Task instructions: From the entries below, copy every line that holds the word "phase".

====== Source records

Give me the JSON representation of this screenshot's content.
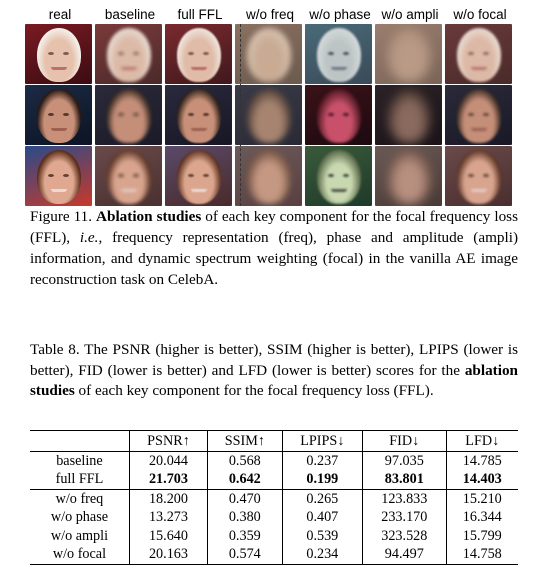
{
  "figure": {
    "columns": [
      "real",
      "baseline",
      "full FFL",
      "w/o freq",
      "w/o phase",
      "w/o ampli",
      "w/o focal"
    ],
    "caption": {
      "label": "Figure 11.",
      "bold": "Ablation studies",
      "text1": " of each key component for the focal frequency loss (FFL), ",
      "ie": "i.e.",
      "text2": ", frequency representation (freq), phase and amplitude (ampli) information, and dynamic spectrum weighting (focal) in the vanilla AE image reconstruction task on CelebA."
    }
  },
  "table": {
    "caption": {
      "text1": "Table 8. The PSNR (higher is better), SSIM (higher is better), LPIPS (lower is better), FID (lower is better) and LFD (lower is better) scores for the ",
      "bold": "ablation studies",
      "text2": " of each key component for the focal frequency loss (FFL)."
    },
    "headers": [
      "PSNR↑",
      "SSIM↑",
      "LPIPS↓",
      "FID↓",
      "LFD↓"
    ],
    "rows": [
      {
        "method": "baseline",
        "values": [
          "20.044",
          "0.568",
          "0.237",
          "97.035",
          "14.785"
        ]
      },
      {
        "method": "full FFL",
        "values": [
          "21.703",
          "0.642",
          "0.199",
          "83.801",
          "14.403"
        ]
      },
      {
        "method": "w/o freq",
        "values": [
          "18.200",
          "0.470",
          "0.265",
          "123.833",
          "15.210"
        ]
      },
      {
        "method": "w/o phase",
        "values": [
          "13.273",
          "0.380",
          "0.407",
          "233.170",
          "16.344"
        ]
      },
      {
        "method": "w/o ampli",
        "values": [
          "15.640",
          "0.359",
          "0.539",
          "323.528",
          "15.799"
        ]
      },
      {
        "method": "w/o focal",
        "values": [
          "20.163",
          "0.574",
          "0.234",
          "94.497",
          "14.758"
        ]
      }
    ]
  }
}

============
====== Source records

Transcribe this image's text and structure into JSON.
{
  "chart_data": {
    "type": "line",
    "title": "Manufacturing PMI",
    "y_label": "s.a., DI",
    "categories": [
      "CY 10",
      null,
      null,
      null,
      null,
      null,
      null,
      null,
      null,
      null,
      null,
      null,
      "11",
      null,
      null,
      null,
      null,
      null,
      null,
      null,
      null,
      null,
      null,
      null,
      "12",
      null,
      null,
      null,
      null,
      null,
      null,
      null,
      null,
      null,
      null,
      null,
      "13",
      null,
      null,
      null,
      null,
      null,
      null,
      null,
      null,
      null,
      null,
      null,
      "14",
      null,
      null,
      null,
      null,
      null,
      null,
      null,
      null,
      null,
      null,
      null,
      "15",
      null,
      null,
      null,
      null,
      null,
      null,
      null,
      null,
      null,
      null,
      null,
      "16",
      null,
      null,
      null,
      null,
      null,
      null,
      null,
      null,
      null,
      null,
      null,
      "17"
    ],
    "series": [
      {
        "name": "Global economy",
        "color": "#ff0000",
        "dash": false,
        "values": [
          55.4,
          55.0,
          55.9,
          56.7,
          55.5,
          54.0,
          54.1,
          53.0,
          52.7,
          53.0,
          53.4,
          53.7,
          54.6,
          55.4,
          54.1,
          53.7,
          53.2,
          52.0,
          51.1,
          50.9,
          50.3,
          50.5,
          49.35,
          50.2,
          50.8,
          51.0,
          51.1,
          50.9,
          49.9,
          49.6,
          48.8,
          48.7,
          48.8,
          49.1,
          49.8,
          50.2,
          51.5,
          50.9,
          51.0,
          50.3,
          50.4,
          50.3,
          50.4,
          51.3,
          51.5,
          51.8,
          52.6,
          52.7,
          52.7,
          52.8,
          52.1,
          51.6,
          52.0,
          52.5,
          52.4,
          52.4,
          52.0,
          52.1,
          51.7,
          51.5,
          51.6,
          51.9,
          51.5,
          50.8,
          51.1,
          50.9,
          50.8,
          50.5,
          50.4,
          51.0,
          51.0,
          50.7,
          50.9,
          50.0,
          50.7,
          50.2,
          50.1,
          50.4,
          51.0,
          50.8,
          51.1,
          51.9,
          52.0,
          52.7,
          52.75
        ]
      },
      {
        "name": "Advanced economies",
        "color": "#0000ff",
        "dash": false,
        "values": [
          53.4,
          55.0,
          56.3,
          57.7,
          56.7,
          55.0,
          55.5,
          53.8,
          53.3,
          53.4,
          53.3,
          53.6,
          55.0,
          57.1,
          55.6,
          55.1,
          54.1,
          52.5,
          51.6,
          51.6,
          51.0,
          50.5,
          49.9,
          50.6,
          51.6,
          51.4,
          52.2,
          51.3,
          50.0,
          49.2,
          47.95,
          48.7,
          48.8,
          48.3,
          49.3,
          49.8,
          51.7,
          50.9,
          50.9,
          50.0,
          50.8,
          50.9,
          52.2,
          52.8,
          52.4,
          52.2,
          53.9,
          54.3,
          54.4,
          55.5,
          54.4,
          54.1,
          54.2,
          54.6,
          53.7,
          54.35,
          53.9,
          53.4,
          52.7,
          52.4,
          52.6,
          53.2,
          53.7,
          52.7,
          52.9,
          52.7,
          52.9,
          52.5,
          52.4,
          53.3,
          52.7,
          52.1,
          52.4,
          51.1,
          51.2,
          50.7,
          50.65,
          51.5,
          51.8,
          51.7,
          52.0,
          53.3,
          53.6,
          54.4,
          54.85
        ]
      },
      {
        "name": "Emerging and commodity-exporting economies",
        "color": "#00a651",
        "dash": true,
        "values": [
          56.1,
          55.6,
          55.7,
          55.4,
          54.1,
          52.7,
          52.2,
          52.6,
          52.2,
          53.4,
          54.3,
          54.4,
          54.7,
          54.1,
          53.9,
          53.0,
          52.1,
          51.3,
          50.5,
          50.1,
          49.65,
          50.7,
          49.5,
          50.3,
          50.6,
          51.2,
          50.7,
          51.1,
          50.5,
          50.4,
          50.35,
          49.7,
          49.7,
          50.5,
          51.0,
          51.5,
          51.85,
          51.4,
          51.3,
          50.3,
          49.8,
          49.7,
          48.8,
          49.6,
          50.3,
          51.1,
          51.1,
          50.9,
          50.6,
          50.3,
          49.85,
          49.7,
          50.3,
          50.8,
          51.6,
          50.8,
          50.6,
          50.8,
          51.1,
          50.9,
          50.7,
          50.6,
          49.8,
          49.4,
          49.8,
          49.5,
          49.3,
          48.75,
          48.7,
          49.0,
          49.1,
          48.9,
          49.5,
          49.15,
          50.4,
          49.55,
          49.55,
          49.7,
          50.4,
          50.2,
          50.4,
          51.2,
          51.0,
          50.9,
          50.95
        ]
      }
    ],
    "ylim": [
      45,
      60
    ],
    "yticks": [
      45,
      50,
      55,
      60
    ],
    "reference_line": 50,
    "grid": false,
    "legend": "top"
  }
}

============

Output:
      "w/o phase",
      "text2": ", frequency representation (freq), phase and amplitude (ampli) information, and dynamic spectrum weighting (focal) in the vanilla AE image reconstruction task on CelebA."
        "method": "w/o phase",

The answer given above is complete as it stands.